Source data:
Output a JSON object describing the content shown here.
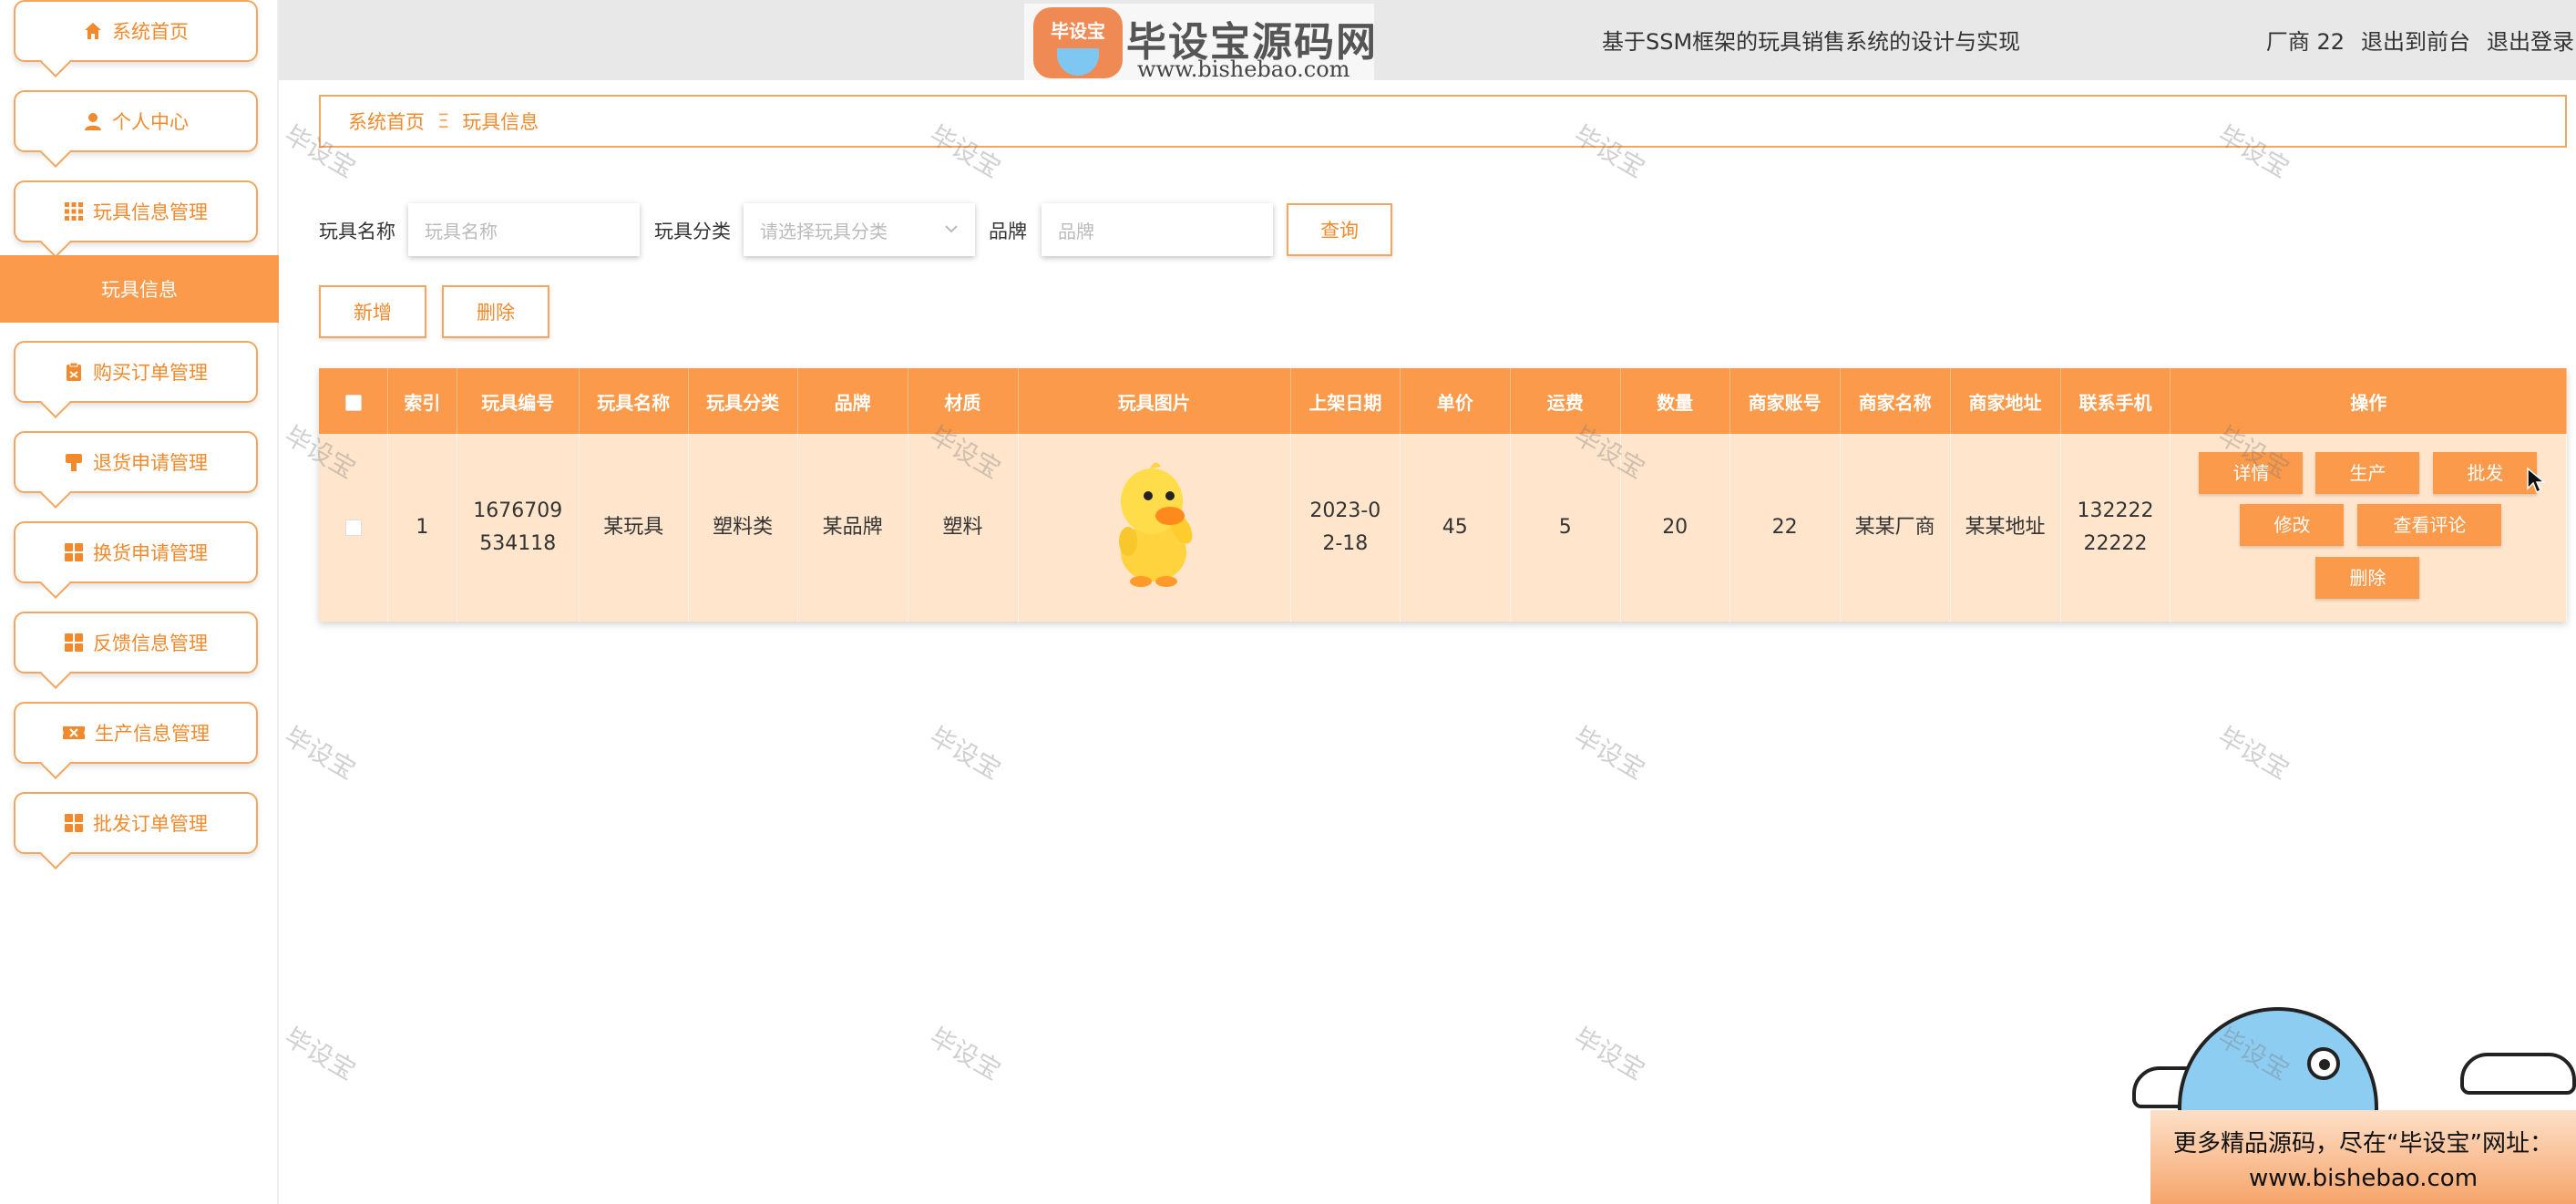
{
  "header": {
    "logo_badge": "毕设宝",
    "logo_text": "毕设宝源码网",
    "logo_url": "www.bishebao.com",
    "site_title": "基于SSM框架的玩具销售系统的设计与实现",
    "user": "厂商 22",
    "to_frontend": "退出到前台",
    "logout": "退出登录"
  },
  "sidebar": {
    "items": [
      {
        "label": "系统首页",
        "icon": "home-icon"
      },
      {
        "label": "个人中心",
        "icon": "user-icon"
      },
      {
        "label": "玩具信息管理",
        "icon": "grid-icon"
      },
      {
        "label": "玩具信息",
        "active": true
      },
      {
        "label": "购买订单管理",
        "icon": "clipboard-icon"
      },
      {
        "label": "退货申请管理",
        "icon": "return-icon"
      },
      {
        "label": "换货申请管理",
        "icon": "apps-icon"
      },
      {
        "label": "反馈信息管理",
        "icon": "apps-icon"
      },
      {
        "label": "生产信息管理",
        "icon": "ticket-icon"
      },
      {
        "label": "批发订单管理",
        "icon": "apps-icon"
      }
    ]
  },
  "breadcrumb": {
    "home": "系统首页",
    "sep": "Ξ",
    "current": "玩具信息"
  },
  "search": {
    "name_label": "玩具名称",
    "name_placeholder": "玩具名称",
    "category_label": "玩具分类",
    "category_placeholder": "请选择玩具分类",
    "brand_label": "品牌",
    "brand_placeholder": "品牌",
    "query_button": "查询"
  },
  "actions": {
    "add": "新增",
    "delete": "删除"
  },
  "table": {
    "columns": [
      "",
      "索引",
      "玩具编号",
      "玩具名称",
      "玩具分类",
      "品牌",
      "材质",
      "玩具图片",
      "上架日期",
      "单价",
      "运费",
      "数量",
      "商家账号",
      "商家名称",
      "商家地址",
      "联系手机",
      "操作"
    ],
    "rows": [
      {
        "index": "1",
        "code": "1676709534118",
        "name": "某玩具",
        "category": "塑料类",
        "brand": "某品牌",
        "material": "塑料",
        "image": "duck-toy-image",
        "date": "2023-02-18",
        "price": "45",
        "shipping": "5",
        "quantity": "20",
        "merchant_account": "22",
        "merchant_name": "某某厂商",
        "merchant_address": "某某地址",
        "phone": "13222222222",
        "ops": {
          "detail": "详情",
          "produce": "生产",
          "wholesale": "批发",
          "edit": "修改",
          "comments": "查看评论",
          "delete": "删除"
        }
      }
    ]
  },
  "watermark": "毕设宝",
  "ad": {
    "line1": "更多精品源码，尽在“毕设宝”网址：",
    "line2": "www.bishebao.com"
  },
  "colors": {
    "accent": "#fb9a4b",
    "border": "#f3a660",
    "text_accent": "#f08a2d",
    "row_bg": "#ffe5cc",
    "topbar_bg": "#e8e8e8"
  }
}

---

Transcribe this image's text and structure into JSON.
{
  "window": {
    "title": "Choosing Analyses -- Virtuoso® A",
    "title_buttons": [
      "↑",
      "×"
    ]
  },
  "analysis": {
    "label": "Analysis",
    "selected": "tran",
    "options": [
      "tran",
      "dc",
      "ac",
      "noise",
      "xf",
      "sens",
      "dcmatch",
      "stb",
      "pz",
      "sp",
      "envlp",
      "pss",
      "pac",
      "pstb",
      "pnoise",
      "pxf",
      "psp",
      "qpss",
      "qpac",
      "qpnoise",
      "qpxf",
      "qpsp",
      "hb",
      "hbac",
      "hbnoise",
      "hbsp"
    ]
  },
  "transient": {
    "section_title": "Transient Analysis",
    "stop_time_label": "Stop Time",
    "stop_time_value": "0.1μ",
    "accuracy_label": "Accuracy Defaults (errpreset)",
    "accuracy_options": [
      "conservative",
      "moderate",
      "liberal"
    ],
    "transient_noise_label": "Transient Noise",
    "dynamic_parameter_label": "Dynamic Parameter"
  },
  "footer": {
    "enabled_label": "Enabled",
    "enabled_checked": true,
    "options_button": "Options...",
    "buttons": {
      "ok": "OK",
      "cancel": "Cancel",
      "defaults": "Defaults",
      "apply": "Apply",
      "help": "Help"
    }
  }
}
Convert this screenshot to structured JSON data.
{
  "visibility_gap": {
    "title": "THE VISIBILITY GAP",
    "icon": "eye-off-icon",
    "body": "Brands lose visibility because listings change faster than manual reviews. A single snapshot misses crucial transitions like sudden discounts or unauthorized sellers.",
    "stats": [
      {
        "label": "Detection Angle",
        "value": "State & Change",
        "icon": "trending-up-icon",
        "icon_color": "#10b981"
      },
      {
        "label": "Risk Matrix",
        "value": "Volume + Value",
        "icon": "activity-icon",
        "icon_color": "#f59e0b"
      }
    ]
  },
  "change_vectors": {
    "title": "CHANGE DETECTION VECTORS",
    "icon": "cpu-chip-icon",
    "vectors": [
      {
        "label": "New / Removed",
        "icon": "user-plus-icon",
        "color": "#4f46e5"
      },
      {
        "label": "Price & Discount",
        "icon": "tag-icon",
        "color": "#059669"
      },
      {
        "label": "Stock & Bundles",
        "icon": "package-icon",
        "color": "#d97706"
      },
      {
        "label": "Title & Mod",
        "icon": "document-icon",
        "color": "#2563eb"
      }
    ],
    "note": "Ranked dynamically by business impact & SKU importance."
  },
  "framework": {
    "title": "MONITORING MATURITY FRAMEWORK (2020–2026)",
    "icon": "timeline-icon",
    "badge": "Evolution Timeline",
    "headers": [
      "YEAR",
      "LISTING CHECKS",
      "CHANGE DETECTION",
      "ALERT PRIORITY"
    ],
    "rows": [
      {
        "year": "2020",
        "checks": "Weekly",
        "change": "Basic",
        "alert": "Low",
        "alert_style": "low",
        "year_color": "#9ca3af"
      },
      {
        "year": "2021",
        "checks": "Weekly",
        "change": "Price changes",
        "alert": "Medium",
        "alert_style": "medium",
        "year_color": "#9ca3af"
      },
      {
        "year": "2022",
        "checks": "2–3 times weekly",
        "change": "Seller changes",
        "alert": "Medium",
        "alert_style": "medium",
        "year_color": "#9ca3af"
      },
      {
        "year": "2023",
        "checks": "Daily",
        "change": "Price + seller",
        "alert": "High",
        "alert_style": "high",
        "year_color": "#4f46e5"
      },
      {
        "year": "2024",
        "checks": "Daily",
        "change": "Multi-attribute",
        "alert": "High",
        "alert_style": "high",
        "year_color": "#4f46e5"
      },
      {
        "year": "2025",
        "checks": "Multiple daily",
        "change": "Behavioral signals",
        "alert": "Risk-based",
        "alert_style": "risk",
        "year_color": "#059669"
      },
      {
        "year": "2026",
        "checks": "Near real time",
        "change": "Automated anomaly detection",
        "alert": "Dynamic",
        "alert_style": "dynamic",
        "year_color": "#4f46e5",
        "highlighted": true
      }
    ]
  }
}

GOAL
Each line in the entries above that includes the string "Defaults" should be extracted.

RESULT FOR THIS EXERCISE
    "accuracy_label": "Accuracy Defaults (errpreset)",
      "defaults": "Defaults",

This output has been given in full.